> [WORKING DATA]
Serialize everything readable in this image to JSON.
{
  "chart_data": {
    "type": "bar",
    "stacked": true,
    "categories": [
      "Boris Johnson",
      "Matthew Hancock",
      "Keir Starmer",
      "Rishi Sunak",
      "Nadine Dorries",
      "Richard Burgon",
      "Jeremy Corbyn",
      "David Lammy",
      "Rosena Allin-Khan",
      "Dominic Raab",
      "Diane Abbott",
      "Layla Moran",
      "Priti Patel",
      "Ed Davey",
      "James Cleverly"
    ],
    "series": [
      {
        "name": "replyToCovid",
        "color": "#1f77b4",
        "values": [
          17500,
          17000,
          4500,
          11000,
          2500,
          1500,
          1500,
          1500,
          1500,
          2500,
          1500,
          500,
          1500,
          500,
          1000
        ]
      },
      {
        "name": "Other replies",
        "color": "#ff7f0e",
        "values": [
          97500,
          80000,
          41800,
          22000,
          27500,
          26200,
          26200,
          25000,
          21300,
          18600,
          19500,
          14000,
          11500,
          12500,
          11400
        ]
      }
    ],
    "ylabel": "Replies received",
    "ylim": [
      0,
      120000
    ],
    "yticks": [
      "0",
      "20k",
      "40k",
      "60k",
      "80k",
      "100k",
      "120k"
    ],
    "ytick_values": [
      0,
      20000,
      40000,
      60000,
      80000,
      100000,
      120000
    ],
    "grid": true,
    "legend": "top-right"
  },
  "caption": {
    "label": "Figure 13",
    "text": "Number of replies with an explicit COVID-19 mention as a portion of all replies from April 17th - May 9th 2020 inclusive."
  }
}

> [WRITTEN EXERCISE]
Output every entry shown above, exactly.

> [THE OUTPUT]
Serialize everything readable in this image to JSON.
{
  "chart_data": {
    "type": "bar",
    "stacked": true,
    "categories": [
      "Boris Johnson",
      "Matthew Hancock",
      "Keir Starmer",
      "Rishi Sunak",
      "Nadine Dorries",
      "Richard Burgon",
      "Jeremy Corbyn",
      "David Lammy",
      "Rosena Allin-Khan",
      "Dominic Raab",
      "Diane Abbott",
      "Layla Moran",
      "Priti Patel",
      "Ed Davey",
      "James Cleverly"
    ],
    "series": [
      {
        "name": "replyToCovid",
        "color": "#1f77b4",
        "values": [
          17500,
          17000,
          4500,
          11000,
          2500,
          1500,
          1500,
          1500,
          1500,
          2500,
          1500,
          500,
          1500,
          500,
          1000
        ]
      },
      {
        "name": "Other replies",
        "color": "#ff7f0e",
        "values": [
          97500,
          80000,
          41800,
          22000,
          27500,
          26200,
          26200,
          25000,
          21300,
          18600,
          19500,
          14000,
          11500,
          12500,
          11400
        ]
      }
    ],
    "ylabel": "Replies received",
    "ylim": [
      0,
      120000
    ],
    "yticks": [
      "0",
      "20k",
      "40k",
      "60k",
      "80k",
      "100k",
      "120k"
    ],
    "ytick_values": [
      0,
      20000,
      40000,
      60000,
      80000,
      100000,
      120000
    ],
    "grid": true,
    "legend": "top-right"
  },
  "caption": {
    "label": "Figure 13",
    "text": "Number of replies with an explicit COVID-19 mention as a portion of all replies from April 17th - May 9th 2020 inclusive."
  }
}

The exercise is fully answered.